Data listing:
+===+
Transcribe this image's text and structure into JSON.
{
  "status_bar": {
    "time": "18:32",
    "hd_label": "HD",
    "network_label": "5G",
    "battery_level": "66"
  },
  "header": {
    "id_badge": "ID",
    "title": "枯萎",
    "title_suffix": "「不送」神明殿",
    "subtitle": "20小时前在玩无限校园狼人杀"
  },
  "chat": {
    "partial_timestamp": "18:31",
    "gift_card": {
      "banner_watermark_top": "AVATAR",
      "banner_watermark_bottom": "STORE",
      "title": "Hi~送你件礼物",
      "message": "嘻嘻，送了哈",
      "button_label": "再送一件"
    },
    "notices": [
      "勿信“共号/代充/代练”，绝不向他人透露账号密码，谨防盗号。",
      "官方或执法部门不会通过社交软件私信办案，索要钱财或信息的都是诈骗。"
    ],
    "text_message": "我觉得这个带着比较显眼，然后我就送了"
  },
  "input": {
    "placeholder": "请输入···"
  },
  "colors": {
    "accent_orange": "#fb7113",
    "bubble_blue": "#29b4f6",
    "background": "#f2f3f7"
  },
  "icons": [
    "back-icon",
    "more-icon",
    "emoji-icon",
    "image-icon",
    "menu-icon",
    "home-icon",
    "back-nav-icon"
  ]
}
+===+
Task objective: Extract the listing in its entirety, matching it exactly.

Reply:
Transcribe this image's text and structure into JSON.
{
  "status_bar": {
    "time": "18:32",
    "hd_label": "HD",
    "network_label": "5G",
    "battery_level": "66"
  },
  "header": {
    "id_badge": "ID",
    "title": "枯萎",
    "title_suffix": "「不送」神明殿",
    "subtitle": "20小时前在玩无限校园狼人杀"
  },
  "chat": {
    "partial_timestamp": "18:31",
    "gift_card": {
      "banner_watermark_top": "AVATAR",
      "banner_watermark_bottom": "STORE",
      "title": "Hi~送你件礼物",
      "message": "嘻嘻，送了哈",
      "button_label": "再送一件"
    },
    "notices": [
      "勿信“共号/代充/代练”，绝不向他人透露账号密码，谨防盗号。",
      "官方或执法部门不会通过社交软件私信办案，索要钱财或信息的都是诈骗。"
    ],
    "text_message": "我觉得这个带着比较显眼，然后我就送了"
  },
  "input": {
    "placeholder": "请输入···"
  },
  "colors": {
    "accent_orange": "#fb7113",
    "bubble_blue": "#29b4f6",
    "background": "#f2f3f7"
  },
  "icons": [
    "back-icon",
    "more-icon",
    "emoji-icon",
    "image-icon",
    "menu-icon",
    "home-icon",
    "back-nav-icon"
  ]
}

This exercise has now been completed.